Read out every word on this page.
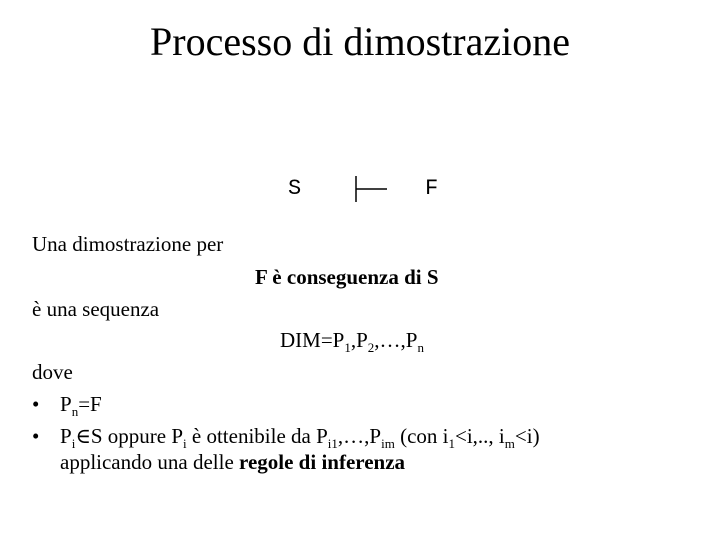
Processo di dimostrazione
S	F
Una dimostrazione per
F è conseguenza di S
è una sequenza
$DIM=P_1,P_2,\dots,P_n$
dove
• $P_n=F$
• $P_i\in S$ oppure $P_i$ è ottenibile da $P_{i1},\dots,P_{im}$ (con $i_1<i$,.., $i_m<i$)
applicando una delle regole di inferenza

=-=-=-=-=

> **What is expected**
Give back the whole listing as it stands, minus its pictures.

> **Worked answer**
Read out every word on this page.
Processo di dimostrazione
S	F
Una dimostrazione per
F è conseguenza di S
è una sequenza
$DIM=P_1,P_2,\dots,P_n$
dove
• $P_n=F$
• $P_i\in S$ oppure $P_i$ è ottenibile da $P_{i1},\dots,P_{im}$ (con $i_1<i$,.., $i_m<i$)
applicando una delle regole di inferenza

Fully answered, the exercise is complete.